**Stated task:**
Copy the listing below character for character, from its very first line through the line containing "legend-label-10mm: 10 mm: [2235, 87, 2475, 178]", including both of those lines.

**Entries supplied:**
○ ○ ○ ○

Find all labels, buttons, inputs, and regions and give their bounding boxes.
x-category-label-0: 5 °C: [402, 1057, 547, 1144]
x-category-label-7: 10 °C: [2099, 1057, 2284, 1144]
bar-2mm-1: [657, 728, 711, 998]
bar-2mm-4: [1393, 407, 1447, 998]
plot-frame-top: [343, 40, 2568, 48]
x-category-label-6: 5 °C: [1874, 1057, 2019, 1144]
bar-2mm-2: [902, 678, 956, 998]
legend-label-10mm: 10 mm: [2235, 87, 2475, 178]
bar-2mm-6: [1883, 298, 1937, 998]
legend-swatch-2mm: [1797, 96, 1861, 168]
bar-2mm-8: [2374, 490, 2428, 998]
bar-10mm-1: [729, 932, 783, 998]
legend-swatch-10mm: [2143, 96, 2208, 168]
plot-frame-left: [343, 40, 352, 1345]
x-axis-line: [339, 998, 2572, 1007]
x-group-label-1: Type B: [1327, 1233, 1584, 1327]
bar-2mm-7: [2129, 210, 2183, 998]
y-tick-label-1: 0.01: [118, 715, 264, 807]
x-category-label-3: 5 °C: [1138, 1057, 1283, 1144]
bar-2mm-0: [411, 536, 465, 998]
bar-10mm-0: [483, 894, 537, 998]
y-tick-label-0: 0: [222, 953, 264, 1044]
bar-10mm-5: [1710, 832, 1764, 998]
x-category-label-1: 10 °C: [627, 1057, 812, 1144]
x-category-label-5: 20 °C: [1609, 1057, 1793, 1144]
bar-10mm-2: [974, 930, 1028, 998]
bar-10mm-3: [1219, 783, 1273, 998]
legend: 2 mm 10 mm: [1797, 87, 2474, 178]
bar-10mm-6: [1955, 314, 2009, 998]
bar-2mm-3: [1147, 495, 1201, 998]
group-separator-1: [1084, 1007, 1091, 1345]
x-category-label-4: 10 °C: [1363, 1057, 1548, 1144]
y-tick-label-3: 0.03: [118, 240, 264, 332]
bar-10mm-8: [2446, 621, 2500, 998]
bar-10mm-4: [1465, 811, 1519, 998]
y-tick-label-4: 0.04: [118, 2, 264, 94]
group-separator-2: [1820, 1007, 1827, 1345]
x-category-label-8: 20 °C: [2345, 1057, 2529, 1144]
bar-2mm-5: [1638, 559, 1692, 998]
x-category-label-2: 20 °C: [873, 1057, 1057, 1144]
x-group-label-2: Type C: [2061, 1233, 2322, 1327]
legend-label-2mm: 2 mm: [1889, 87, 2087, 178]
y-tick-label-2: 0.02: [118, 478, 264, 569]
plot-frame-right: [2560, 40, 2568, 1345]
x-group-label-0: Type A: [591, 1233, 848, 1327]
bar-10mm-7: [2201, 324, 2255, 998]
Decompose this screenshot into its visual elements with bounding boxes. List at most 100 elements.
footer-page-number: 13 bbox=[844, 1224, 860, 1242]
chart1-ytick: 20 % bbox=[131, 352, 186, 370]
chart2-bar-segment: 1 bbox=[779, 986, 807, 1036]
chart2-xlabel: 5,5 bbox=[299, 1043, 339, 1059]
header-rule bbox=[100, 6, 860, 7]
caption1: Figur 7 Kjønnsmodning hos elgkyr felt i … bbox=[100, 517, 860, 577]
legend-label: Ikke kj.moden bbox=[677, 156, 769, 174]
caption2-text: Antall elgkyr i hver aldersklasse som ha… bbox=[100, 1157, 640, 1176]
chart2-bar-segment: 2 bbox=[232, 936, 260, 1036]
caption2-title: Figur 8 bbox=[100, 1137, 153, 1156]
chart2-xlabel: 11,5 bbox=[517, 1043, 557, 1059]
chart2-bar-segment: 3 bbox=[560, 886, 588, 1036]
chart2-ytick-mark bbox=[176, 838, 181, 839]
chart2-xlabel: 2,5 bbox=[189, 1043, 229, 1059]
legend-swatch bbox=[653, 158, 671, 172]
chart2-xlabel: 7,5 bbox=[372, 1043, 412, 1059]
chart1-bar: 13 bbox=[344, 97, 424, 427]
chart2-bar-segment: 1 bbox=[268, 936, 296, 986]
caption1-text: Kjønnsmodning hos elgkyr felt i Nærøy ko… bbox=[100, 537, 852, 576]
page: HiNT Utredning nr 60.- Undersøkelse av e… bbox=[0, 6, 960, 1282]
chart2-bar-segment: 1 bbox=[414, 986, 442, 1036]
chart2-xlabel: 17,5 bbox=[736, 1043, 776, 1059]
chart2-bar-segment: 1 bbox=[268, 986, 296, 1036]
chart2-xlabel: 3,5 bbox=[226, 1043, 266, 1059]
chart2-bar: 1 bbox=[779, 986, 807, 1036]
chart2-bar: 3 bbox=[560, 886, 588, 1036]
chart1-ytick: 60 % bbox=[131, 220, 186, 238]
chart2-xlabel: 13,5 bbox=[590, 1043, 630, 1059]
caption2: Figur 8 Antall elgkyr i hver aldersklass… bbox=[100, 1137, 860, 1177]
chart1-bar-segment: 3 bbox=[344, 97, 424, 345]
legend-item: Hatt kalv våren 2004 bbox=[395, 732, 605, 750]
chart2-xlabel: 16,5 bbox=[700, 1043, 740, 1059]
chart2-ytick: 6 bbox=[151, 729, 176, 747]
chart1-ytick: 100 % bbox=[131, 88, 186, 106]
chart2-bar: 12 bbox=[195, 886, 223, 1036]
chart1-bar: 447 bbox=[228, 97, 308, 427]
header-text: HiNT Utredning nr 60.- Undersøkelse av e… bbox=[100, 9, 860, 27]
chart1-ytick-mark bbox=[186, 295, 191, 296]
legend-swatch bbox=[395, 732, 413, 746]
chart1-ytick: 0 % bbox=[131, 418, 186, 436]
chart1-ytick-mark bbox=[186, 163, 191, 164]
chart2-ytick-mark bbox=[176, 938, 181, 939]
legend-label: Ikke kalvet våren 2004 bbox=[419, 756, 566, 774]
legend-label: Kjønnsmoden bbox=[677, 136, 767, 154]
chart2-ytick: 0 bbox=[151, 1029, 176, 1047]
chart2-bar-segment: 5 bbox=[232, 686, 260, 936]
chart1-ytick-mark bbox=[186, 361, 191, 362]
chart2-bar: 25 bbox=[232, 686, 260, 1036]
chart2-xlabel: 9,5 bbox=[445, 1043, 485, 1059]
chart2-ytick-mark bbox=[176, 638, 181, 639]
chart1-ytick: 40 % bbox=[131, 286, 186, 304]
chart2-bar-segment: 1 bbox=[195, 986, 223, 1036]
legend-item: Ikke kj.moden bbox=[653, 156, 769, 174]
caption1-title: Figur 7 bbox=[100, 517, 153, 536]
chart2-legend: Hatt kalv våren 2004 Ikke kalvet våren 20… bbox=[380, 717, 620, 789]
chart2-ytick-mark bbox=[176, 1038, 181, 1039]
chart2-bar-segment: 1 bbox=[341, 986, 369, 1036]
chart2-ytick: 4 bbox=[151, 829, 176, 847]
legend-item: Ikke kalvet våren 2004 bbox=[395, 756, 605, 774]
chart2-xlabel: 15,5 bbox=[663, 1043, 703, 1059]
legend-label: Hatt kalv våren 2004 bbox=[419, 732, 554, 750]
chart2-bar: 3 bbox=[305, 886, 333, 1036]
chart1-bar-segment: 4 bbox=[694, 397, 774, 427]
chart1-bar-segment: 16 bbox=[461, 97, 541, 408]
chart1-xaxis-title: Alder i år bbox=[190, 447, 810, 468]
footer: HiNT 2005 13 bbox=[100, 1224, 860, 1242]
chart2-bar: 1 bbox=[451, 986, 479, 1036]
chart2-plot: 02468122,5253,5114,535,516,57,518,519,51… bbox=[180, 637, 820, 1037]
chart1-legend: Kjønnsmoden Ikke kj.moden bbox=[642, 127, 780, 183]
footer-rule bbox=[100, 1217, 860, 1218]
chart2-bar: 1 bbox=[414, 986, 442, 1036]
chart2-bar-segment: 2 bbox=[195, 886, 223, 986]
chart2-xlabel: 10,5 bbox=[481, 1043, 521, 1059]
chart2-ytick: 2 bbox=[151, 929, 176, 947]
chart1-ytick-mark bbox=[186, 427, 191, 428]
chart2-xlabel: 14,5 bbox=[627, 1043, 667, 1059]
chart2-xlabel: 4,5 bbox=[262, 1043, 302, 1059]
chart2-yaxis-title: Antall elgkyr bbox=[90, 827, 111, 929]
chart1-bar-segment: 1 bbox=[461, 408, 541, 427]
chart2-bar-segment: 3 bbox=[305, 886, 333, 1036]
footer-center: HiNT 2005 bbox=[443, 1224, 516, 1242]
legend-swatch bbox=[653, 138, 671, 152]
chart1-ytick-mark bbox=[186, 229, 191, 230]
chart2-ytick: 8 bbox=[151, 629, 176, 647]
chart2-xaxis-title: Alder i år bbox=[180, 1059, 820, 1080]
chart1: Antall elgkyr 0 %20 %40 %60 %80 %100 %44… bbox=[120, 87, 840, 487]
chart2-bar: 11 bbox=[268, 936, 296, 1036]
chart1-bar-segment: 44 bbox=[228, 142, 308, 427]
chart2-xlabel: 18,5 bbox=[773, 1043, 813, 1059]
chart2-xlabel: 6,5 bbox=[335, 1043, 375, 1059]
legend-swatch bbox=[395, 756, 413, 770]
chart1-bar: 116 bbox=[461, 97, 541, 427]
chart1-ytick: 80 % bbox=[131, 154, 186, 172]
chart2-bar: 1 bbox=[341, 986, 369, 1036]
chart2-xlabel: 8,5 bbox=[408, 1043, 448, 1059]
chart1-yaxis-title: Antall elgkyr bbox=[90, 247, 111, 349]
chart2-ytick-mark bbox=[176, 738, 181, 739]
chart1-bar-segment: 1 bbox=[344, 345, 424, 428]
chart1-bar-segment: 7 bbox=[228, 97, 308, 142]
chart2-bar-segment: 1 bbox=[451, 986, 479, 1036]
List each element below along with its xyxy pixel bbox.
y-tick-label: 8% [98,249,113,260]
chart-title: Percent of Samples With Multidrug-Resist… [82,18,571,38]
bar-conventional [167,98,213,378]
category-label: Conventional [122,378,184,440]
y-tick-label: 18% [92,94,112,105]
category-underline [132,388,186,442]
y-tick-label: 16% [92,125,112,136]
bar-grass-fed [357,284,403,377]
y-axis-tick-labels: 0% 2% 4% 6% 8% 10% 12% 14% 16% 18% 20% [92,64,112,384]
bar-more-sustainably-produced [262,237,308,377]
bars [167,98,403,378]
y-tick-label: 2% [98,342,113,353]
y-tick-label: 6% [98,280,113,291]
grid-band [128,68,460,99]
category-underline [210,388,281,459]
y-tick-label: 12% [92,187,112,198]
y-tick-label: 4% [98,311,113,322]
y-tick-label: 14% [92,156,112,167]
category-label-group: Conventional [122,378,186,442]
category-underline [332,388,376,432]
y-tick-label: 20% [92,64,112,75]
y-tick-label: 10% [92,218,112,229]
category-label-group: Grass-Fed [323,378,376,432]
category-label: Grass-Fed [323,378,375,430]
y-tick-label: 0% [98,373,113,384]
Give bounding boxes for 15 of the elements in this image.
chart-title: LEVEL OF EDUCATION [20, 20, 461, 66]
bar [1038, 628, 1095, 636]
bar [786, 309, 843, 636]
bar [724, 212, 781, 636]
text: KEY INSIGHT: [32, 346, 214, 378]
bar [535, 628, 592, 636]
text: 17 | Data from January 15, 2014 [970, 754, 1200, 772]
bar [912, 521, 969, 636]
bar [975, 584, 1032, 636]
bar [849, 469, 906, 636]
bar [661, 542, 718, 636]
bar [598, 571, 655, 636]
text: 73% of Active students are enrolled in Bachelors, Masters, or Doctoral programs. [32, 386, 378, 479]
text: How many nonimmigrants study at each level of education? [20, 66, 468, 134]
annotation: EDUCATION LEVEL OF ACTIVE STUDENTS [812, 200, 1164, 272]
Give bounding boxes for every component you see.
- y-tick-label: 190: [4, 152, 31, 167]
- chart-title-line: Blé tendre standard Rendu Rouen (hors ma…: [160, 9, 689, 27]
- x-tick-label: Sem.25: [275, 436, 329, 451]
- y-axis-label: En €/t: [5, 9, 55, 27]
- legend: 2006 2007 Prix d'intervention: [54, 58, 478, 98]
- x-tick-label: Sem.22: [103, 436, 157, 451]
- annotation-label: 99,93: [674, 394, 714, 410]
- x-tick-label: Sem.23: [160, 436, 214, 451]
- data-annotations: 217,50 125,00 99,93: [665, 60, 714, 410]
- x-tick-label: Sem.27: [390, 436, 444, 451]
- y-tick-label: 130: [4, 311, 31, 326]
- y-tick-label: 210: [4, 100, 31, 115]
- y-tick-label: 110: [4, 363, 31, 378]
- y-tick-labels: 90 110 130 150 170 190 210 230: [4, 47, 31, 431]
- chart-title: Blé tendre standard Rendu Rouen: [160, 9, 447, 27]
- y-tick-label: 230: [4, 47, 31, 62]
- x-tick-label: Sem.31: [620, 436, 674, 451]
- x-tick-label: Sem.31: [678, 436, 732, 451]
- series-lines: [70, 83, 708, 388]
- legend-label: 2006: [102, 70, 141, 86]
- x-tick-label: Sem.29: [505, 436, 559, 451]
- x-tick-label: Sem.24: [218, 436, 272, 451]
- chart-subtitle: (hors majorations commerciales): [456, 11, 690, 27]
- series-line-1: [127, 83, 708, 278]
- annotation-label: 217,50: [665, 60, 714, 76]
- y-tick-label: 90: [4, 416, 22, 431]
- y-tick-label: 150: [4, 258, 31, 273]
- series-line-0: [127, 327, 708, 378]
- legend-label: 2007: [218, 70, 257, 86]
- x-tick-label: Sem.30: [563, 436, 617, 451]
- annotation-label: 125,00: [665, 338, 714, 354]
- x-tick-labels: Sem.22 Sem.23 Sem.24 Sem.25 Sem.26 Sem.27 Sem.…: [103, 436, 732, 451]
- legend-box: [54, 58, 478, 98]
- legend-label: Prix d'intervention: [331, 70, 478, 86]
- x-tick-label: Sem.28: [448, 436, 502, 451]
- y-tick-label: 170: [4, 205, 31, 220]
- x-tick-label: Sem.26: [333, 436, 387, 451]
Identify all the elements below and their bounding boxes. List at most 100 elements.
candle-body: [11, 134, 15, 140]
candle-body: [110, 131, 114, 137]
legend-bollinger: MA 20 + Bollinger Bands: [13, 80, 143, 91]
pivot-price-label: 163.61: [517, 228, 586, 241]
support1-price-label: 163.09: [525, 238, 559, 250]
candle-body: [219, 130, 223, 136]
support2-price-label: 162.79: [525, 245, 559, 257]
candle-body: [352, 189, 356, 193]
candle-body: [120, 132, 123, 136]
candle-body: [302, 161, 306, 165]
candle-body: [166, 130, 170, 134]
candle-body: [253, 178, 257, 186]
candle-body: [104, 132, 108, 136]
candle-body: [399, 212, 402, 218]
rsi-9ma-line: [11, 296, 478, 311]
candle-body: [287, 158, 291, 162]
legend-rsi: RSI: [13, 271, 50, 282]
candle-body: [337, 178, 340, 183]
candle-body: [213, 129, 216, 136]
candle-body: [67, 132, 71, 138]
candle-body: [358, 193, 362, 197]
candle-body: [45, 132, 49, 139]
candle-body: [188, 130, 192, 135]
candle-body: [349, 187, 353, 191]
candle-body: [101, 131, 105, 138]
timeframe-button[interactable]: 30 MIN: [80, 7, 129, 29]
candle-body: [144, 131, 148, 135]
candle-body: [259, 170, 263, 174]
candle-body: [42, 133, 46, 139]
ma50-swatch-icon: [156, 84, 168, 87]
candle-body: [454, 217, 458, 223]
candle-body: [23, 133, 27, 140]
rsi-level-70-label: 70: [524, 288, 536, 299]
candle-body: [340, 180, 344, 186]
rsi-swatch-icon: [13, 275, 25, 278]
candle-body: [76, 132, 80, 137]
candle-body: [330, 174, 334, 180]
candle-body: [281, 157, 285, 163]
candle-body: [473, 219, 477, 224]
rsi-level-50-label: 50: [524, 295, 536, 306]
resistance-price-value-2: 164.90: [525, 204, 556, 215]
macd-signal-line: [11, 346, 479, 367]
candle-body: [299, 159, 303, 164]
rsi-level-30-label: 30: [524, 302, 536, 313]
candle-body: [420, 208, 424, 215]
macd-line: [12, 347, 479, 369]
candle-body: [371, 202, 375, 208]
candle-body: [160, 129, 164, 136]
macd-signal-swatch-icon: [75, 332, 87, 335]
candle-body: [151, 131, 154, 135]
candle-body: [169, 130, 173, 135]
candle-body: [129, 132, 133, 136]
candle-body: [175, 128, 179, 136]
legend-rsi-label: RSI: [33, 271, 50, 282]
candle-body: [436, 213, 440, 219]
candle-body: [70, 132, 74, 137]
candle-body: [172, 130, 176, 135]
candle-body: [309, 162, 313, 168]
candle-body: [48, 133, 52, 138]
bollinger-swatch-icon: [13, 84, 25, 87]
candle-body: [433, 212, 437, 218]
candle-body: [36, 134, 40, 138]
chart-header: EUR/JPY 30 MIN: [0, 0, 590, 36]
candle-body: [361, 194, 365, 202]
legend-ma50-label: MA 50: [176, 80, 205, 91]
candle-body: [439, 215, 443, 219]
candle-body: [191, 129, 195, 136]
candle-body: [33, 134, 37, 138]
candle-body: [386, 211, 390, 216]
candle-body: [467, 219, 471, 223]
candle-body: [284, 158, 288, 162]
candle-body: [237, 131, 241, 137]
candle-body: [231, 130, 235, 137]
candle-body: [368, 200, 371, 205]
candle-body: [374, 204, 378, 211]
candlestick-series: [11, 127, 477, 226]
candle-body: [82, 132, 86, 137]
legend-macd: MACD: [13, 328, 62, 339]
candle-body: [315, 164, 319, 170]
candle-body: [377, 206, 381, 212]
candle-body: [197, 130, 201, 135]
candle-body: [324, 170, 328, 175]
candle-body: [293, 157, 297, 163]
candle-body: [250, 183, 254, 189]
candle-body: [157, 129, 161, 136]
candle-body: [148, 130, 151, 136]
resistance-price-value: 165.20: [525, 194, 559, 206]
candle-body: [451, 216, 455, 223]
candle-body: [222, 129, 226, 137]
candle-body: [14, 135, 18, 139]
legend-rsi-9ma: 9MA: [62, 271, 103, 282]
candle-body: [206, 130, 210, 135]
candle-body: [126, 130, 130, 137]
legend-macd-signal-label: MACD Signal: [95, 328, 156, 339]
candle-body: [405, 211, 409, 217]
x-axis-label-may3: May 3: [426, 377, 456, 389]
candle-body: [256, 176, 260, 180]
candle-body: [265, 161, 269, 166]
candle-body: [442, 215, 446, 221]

○ ○ ○ ○

**Task solution:**
Find all labels, buttons, inputs, and regions and give their bounding boxes.
x-category-label-0: 5 °C: [402, 1057, 547, 1144]
x-category-label-7: 10 °C: [2099, 1057, 2284, 1144]
bar-2mm-1: [657, 728, 711, 998]
bar-2mm-4: [1393, 407, 1447, 998]
plot-frame-top: [343, 40, 2568, 48]
x-category-label-6: 5 °C: [1874, 1057, 2019, 1144]
bar-2mm-2: [902, 678, 956, 998]
legend-label-10mm: 10 mm: [2235, 87, 2475, 178]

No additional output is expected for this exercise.